Figure content listings

──────────────────────────────

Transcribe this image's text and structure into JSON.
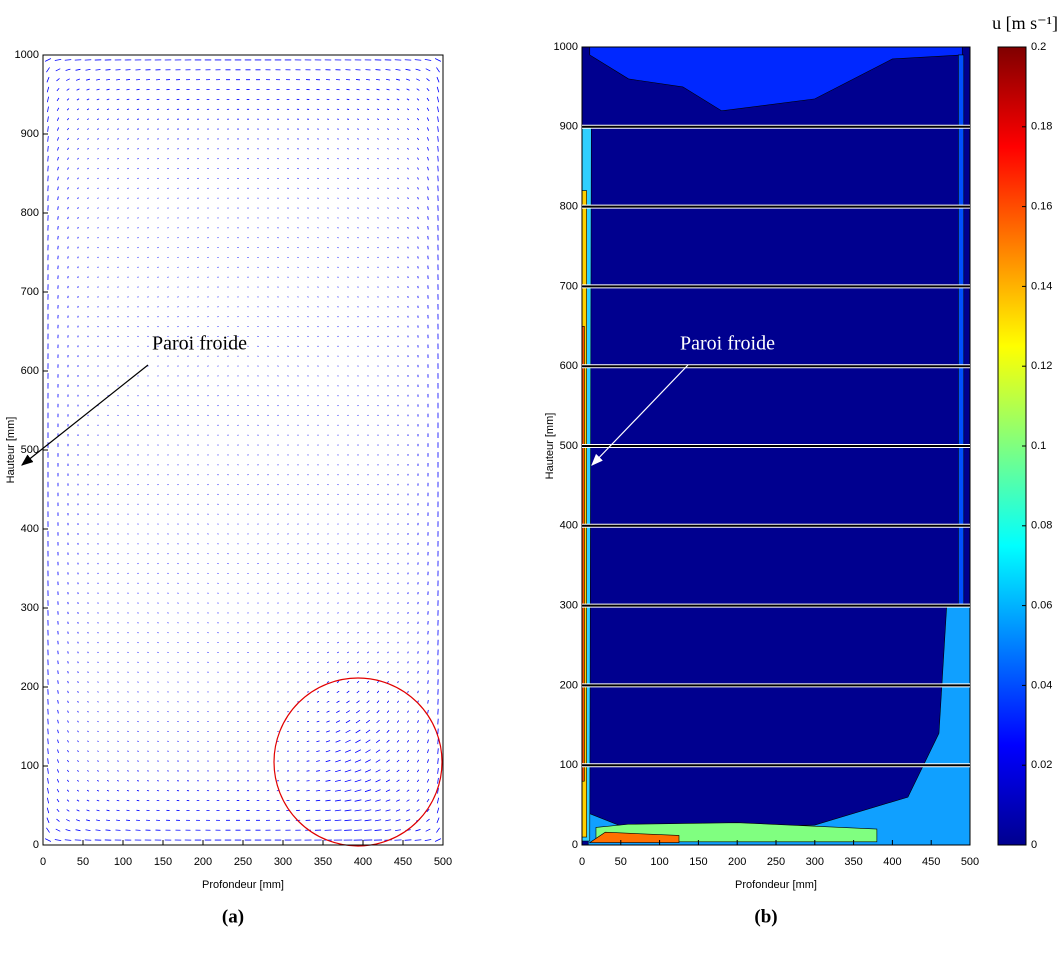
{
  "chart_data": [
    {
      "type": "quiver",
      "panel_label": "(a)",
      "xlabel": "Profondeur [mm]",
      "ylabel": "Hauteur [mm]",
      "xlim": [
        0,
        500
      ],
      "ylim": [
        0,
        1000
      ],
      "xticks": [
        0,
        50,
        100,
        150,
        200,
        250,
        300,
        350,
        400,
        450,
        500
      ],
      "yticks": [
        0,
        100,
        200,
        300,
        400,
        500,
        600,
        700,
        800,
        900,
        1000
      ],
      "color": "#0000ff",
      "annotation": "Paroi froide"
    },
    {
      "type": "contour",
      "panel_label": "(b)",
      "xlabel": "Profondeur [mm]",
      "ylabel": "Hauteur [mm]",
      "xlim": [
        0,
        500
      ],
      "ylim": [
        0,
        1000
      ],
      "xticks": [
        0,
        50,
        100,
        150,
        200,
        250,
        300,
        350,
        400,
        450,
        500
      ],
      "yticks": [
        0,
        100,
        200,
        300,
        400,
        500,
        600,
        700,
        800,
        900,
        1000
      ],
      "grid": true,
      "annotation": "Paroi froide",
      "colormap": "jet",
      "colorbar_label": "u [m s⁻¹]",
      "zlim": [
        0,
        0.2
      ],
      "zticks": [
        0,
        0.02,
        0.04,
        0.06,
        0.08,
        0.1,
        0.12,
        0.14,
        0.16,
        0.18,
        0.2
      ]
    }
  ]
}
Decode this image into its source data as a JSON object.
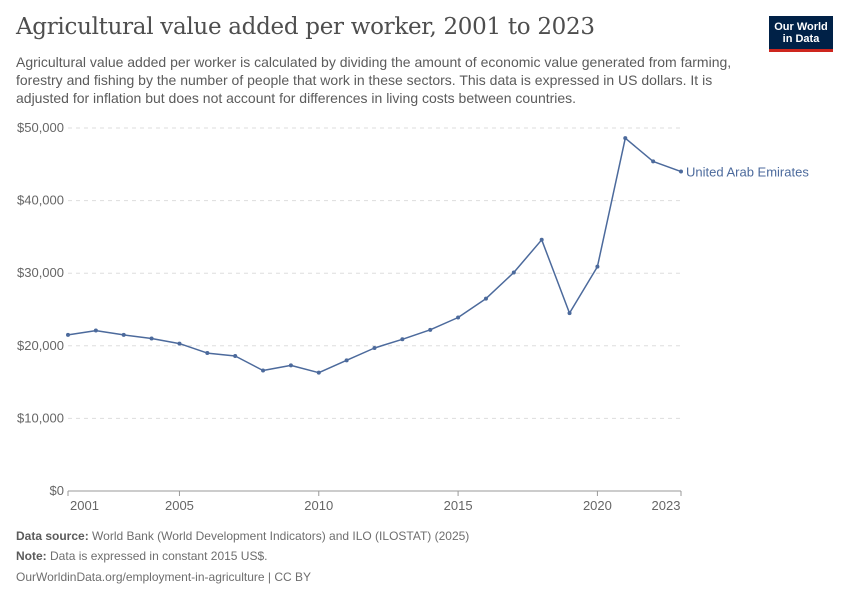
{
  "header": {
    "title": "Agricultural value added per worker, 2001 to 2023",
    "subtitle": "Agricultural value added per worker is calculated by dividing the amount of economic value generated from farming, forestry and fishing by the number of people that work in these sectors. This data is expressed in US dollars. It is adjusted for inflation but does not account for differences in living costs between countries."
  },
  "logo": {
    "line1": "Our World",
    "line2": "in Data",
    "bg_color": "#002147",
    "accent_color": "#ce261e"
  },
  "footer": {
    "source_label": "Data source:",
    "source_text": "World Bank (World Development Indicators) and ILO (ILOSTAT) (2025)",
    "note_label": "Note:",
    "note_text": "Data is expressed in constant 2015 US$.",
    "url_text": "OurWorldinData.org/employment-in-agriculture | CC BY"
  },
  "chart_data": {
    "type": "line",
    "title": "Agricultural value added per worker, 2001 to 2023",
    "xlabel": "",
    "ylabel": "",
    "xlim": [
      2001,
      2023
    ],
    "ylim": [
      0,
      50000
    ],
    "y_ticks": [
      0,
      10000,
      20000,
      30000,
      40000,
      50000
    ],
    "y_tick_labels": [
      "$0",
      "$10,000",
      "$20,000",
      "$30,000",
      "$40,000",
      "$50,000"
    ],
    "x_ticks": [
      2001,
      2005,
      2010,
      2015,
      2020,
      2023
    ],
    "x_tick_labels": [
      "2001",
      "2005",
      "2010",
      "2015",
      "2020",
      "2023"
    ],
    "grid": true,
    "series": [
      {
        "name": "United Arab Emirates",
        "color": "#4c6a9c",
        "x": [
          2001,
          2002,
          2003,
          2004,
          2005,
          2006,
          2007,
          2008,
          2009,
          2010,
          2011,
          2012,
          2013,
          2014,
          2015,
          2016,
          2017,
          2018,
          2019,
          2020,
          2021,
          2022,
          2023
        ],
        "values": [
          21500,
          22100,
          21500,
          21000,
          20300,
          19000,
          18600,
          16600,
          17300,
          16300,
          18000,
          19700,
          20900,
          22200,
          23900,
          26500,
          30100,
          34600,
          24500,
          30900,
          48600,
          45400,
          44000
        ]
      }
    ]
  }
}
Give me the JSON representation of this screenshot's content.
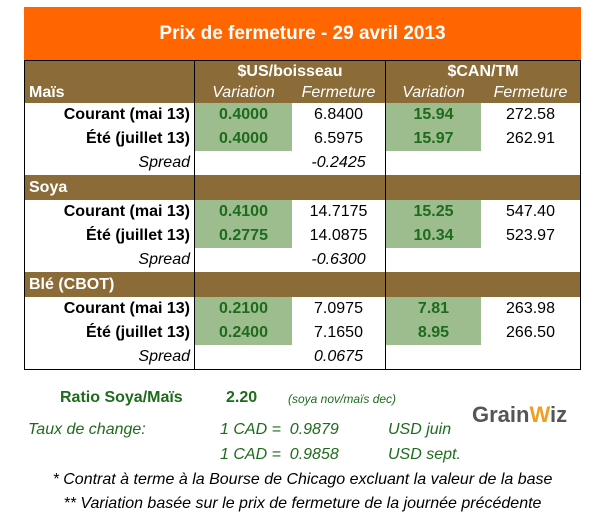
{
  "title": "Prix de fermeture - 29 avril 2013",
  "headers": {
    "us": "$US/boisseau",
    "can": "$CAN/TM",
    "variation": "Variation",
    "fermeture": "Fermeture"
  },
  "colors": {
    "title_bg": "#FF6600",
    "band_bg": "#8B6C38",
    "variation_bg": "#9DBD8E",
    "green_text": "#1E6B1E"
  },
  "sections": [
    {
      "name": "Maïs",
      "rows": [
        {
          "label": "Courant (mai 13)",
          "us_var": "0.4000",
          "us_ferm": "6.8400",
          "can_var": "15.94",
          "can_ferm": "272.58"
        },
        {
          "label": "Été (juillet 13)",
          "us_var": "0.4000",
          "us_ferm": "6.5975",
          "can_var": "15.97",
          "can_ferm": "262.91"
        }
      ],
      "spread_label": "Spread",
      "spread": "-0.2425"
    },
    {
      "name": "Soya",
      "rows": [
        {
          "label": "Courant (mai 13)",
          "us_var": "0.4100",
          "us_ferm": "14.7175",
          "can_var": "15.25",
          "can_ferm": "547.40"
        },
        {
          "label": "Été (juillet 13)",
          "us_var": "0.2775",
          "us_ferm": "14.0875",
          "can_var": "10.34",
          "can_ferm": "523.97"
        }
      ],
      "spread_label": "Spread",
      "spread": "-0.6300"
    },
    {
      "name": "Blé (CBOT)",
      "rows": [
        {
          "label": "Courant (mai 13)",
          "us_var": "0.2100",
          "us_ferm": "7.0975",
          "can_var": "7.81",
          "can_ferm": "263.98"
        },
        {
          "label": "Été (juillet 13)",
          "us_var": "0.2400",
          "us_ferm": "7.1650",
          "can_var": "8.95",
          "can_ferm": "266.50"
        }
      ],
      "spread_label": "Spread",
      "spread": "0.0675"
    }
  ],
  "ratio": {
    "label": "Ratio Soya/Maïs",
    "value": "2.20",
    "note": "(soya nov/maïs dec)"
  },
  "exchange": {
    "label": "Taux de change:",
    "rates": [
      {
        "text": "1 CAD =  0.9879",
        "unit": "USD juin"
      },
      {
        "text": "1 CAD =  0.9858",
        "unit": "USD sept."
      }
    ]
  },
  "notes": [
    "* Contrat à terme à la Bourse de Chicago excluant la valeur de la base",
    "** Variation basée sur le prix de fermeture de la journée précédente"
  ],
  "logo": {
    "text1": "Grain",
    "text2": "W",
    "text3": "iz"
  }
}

──────────────────────────────

Your answer should be one number: how many lines in the material above contain the string "name".

4